*Aufgabe*: Zitiere aus dem Forenbeitrag zum Video-Streaming wortgetreu alles von „Und ich habe“ bis hinunter zu „angesehen werden können.“.

Ich probier hier schon seit über 2 Wochen rum.
Ich weiß nun schon, dass es das mp4 Format ist, dass auf dem Server liegen muss.
Auch weiß ich nun schon, dass ich z.B. h263 oder h264 ... als Video Format nehmen kann.
Und ich habe gelesen, dass man einen "hint" für das Video File in der mp4 erstellen muss, damit man diese mit dem Darwin Stream server streamen kann.

Nur bekomme ich das nicht hin, also meine Videos (mit h263 und hint als mp4) lassen sich nicht abspielen über rstp. =((

Mit welchen Einstellungen in ffmpeg und mp4creator oder mp4box muss ich denn das Video umwandeln, damit das funktioniert?

Ich nehme auch gerne andere Programme, das einzigste ist, dass die Programme zum convertieren per Kommandozeile bedienbar sein müssen.

Und zum schluss noch: (Ich weiß nicht ob das wichtig ist, oder hilfreich) Das Format muss am Schluss das selbe sein wie das auf http://m.youtube.com - damit die Videos mit dem Handy angesehen werden können.

Vielen vielen Dank schon mal für eure Hilfe,
mfg. sweet18-4ever


----------

*Bereitgestellte Einträge*:
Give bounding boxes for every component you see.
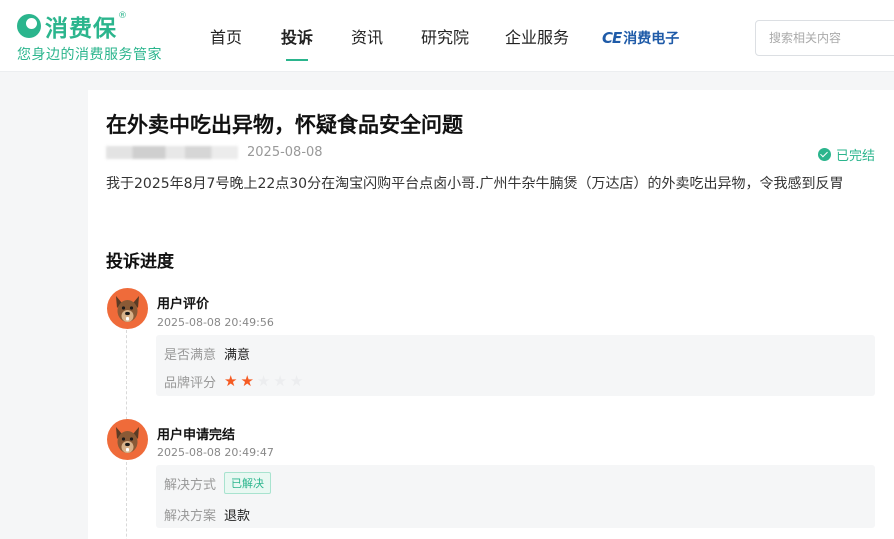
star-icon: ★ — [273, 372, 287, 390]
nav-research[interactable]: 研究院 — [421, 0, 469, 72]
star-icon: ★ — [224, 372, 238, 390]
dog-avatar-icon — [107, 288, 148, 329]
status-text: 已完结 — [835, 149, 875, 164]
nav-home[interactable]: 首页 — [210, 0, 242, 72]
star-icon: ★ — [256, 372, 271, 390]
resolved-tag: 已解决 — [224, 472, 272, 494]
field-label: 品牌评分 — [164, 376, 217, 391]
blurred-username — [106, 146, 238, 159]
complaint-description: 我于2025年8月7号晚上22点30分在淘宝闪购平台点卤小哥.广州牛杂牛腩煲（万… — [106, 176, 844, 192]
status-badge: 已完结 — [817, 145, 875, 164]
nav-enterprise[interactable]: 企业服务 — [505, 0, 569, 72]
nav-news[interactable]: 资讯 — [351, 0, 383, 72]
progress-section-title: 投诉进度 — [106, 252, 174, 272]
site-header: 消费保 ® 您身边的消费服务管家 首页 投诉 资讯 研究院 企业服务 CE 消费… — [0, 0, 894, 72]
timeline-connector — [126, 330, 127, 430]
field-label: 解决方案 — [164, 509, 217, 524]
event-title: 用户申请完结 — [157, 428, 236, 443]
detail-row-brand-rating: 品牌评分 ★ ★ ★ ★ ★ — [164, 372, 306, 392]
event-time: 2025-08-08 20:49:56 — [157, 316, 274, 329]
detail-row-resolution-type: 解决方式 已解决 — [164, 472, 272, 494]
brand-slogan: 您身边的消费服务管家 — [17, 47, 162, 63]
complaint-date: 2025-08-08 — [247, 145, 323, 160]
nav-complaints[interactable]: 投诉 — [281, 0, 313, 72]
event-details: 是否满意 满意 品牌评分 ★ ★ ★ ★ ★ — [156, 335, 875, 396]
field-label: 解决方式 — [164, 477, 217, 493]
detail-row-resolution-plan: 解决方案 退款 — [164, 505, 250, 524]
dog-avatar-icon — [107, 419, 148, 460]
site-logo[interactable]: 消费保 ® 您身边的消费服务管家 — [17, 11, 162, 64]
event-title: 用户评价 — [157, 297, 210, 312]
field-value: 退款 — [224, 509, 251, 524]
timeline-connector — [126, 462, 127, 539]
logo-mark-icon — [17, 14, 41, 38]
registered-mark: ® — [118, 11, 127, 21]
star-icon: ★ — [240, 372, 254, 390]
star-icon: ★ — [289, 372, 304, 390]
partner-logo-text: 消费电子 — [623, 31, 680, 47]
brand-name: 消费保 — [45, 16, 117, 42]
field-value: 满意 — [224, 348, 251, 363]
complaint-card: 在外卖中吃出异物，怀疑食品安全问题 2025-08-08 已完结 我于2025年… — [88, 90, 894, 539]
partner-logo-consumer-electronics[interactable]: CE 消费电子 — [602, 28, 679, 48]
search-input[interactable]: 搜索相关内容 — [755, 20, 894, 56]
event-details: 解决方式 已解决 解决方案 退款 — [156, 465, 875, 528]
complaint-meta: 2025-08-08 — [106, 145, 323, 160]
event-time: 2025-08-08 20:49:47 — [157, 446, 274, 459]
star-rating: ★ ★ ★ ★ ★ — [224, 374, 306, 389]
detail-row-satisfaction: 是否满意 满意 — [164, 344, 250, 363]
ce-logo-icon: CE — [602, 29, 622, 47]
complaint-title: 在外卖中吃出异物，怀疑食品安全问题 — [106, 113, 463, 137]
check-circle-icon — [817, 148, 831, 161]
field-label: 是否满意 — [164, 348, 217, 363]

*Schriftliche Antwort*:
Und ich habe gelesen, dass man einen "hint" für das Video File in der mp4 erstellen muss, damit man diese mit dem Darwin Stream server streamen kann.

Nur bekomme ich das nicht hin, also meine Videos (mit h263 und hint als mp4) lassen sich nicht abspielen über rstp. =((

Mit welchen Einstellungen in ffmpeg und mp4creator oder mp4box muss ich denn das Video umwandeln, damit das funktioniert?

Ich nehme auch gerne andere Programme, das einzigste ist, dass die Programme zum convertieren per Kommandozeile bedienbar sein müssen.

Und zum schluss noch: (Ich weiß nicht ob das wichtig ist, oder hilfreich) Das Format muss am Schluss das selbe sein wie das auf http://m.youtube.com - damit die Videos mit dem Handy angesehen werden können.